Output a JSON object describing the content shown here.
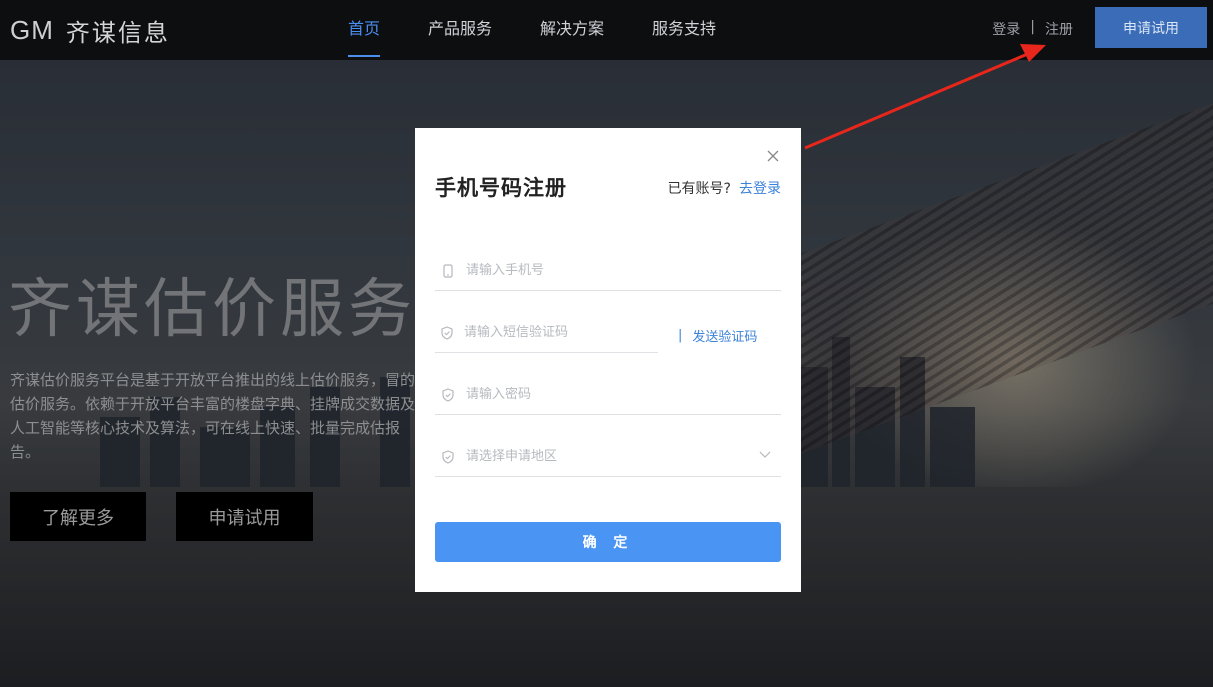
{
  "header": {
    "logo_mark": "GM",
    "logo_text": "齐谋信息",
    "nav": [
      {
        "label": "首页",
        "active": true
      },
      {
        "label": "产品服务",
        "active": false
      },
      {
        "label": "解决方案",
        "active": false
      },
      {
        "label": "服务支持",
        "active": false
      }
    ],
    "login": "登录",
    "separator": "|",
    "register": "注册",
    "apply": "申请试用"
  },
  "hero": {
    "title": "齐谋估价服务平",
    "description": "齐谋估价服务平台是基于开放平台推出的线上估价服务，冒的估价服务。依赖于开放平台丰富的楼盘字典、挂牌成交数据及人工智能等核心技术及算法，可在线上快速、批量完成估报告。",
    "learn_more": "了解更多",
    "apply": "申请试用"
  },
  "modal": {
    "title": "手机号码注册",
    "has_account": "已有账号?",
    "go_login": "去登录",
    "phone_placeholder": "请输入手机号",
    "sms_placeholder": "请输入短信验证码",
    "send_code_sep": "|",
    "send_code": "发送验证码",
    "password_placeholder": "请输入密码",
    "region_placeholder": "请选择申请地区",
    "confirm": "确 定"
  },
  "colors": {
    "accent": "#4a94f4",
    "link": "#3b82d9",
    "nav_active": "#4c8ef0",
    "arrow": "#e8261b"
  }
}
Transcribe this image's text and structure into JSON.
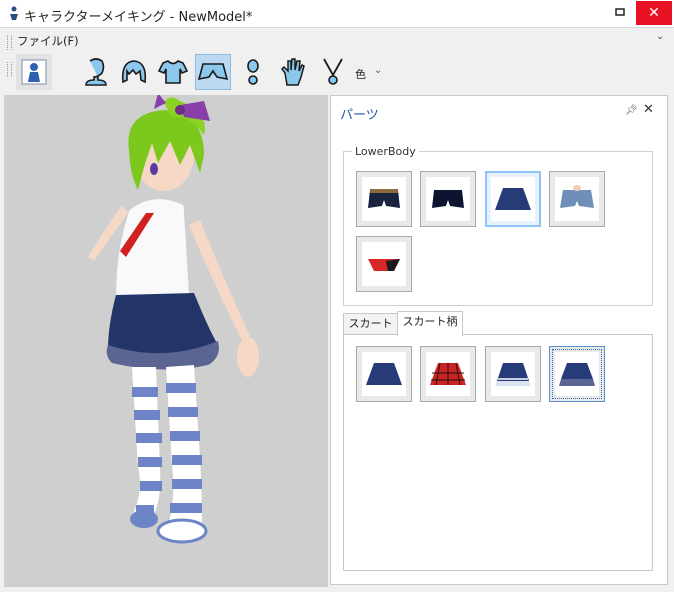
{
  "window": {
    "title": "キャラクターメイキング - NewModel*"
  },
  "menu": {
    "file_label": "ファイル(F)"
  },
  "toolbar": {
    "tools": [
      "character-icon",
      "blank",
      "head-icon",
      "hair-icon",
      "shirt-icon",
      "lowerbody-icon",
      "shoe-icon",
      "hand-icon",
      "necklace-icon"
    ],
    "selected_tool": "lowerbody-icon",
    "color_label": "色"
  },
  "panel": {
    "title": "パーツ",
    "group_label": "LowerBody",
    "parts": [
      {
        "name": "shorts-belt"
      },
      {
        "name": "shorts-navy"
      },
      {
        "name": "skirt-navy",
        "selected": true
      },
      {
        "name": "denim-shorts"
      },
      {
        "name": "bikini-bottom"
      }
    ],
    "tabs": [
      {
        "label": "スカート",
        "active": false
      },
      {
        "label": "スカート柄",
        "active": true
      }
    ],
    "patterns": [
      {
        "name": "pattern-navy"
      },
      {
        "name": "pattern-red-plaid"
      },
      {
        "name": "pattern-navy-white-frill"
      },
      {
        "name": "pattern-navy-lace",
        "selected": true
      }
    ]
  },
  "colors": {
    "accent": "#1c5aa8",
    "close_red": "#e81123",
    "selection": "#bcd9f2",
    "viewport_bg": "#cfcfcf"
  }
}
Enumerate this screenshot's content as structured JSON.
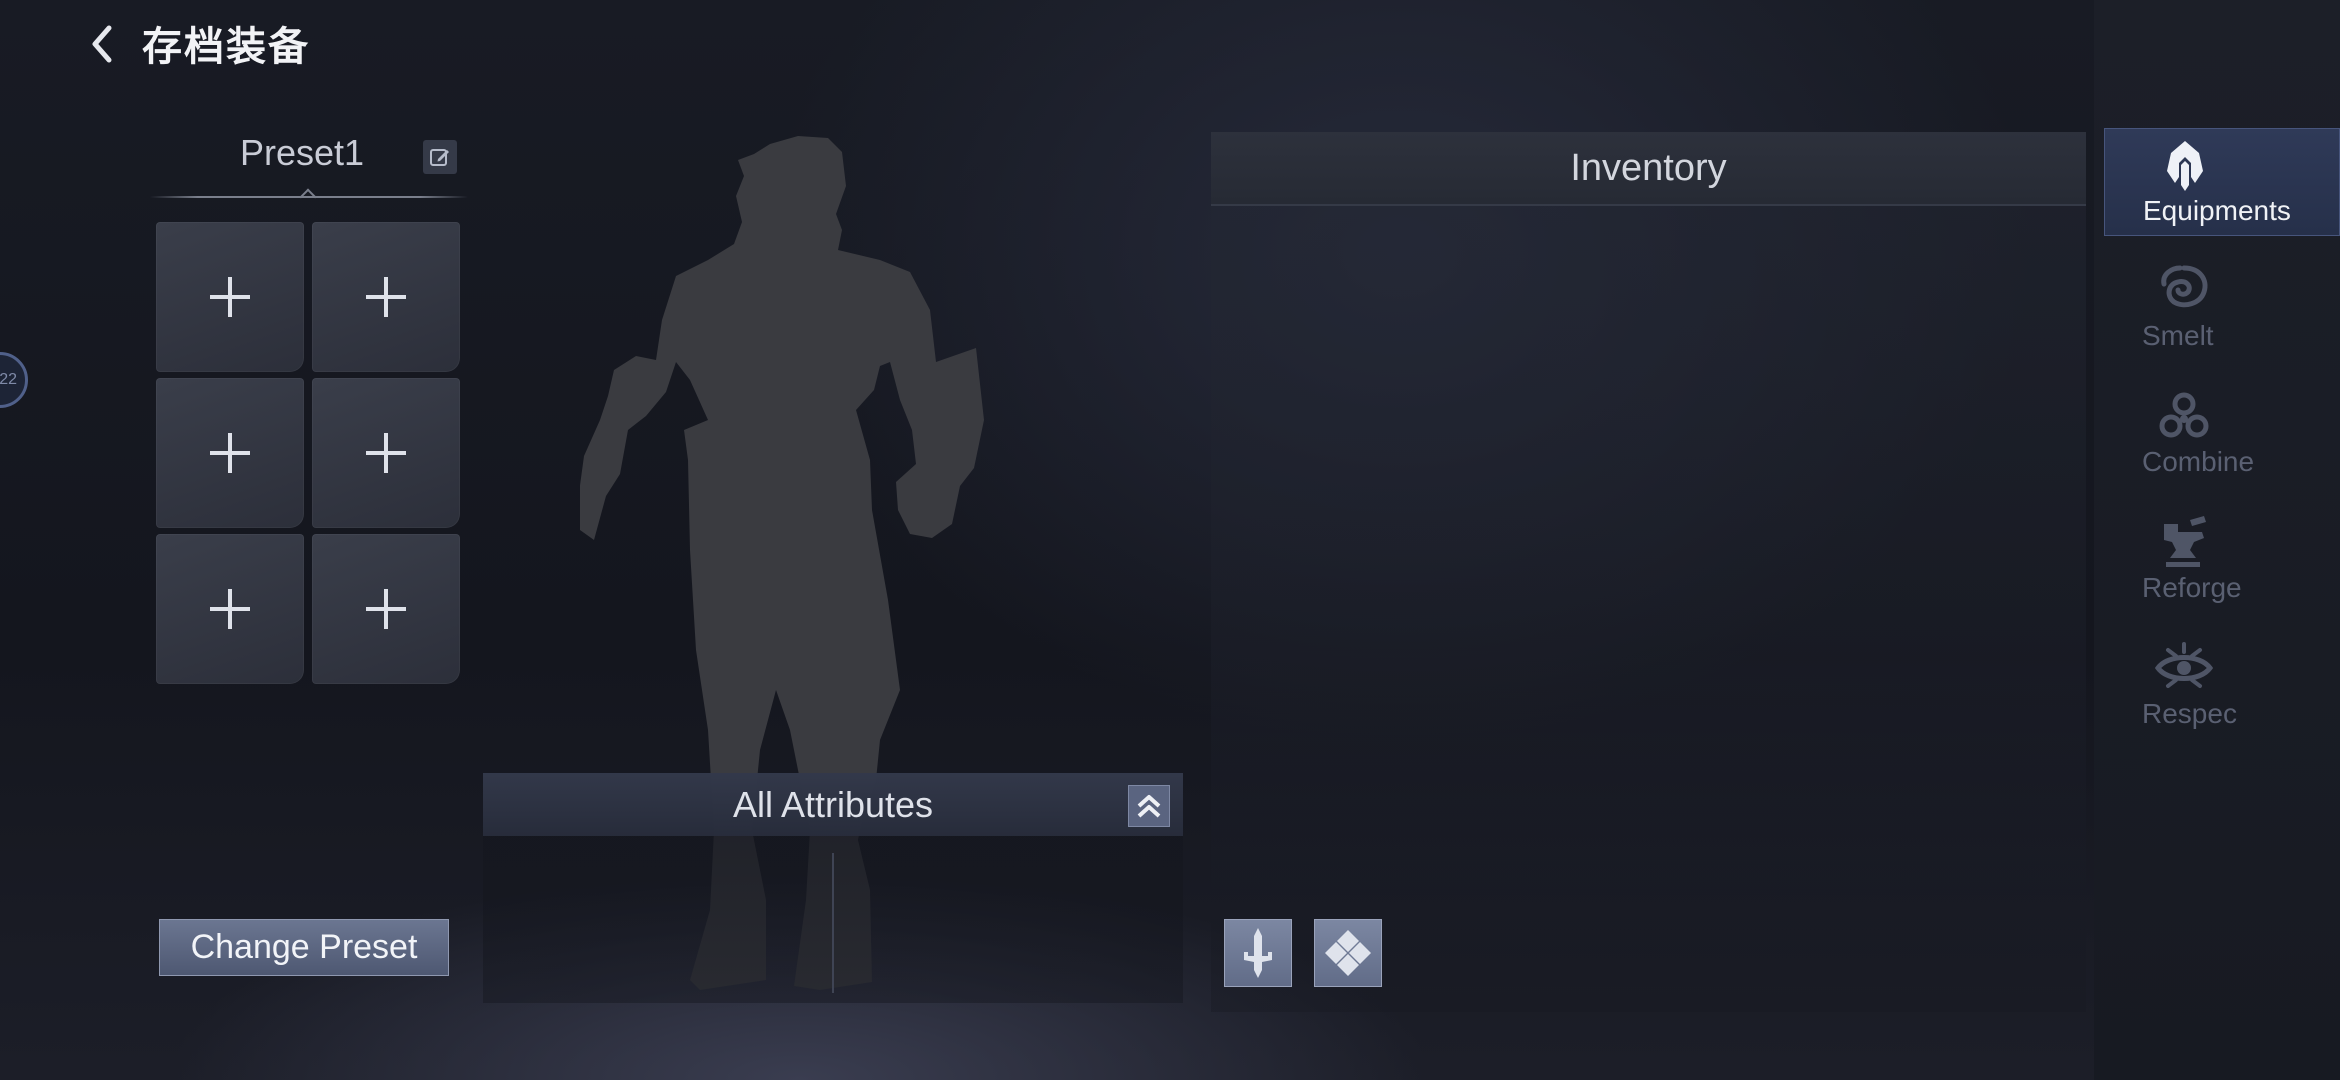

^^^^^^^^

» **Requirement**: Repeat the listing in full and exactly. Do not include any images.

» **Solution to this problem**:
Output a JSON object describing the content shown here.
{
  "header": {
    "logo_mark": "GM",
    "logo_text": "齐谋信息",
    "nav": [
      {
        "label": "首页",
        "active": true
      },
      {
        "label": "产品服务",
        "active": false
      },
      {
        "label": "解决方案",
        "active": false
      },
      {
        "label": "服务支持",
        "active": false
      }
    ],
    "login": "登录",
    "separator": "|",
    "register": "注册",
    "apply": "申请试用"
  },
  "hero": {
    "title": "齐谋估价服务平",
    "description": "齐谋估价服务平台是基于开放平台推出的线上估价服务，冒的估价服务。依赖于开放平台丰富的楼盘字典、挂牌成交数据及人工智能等核心技术及算法，可在线上快速、批量完成估报告。",
    "learn_more": "了解更多",
    "apply": "申请试用"
  },
  "modal": {
    "title": "手机号码注册",
    "has_account": "已有账号?",
    "go_login": "去登录",
    "phone_placeholder": "请输入手机号",
    "sms_placeholder": "请输入短信验证码",
    "send_code_sep": "|",
    "send_code": "发送验证码",
    "password_placeholder": "请输入密码",
    "region_placeholder": "请选择申请地区",
    "confirm": "确 定"
  },
  "colors": {
    "accent": "#4a94f4",
    "link": "#3b82d9",
    "nav_active": "#4c8ef0",
    "arrow": "#e8261b"
  }
}
Transcribe this image's text and structure into JSON.
{
  "window": {
    "title": "キャラクターメイキング - NewModel*"
  },
  "menu": {
    "file_label": "ファイル(F)"
  },
  "toolbar": {
    "tools": [
      "character-icon",
      "blank",
      "head-icon",
      "hair-icon",
      "shirt-icon",
      "lowerbody-icon",
      "shoe-icon",
      "hand-icon",
      "necklace-icon"
    ],
    "selected_tool": "lowerbody-icon",
    "color_label": "色"
  },
  "panel": {
    "title": "パーツ",
    "group_label": "LowerBody",
    "parts": [
      {
        "name": "shorts-belt"
      },
      {
        "name": "shorts-navy"
      },
      {
        "name": "skirt-navy",
        "selected": true
      },
      {
        "name": "denim-shorts"
      },
      {
        "name": "bikini-bottom"
      }
    ],
    "tabs": [
      {
        "label": "スカート",
        "active": false
      },
      {
        "label": "スカート柄",
        "active": true
      }
    ],
    "patterns": [
      {
        "name": "pattern-navy"
      },
      {
        "name": "pattern-red-plaid"
      },
      {
        "name": "pattern-navy-white-frill"
      },
      {
        "name": "pattern-navy-lace",
        "selected": true
      }
    ]
  },
  "colors": {
    "accent": "#1c5aa8",
    "close_red": "#e81123",
    "selection": "#bcd9f2",
    "viewport_bg": "#cfcfcf"
  }
}
Enumerate this screenshot's content as structured JSON.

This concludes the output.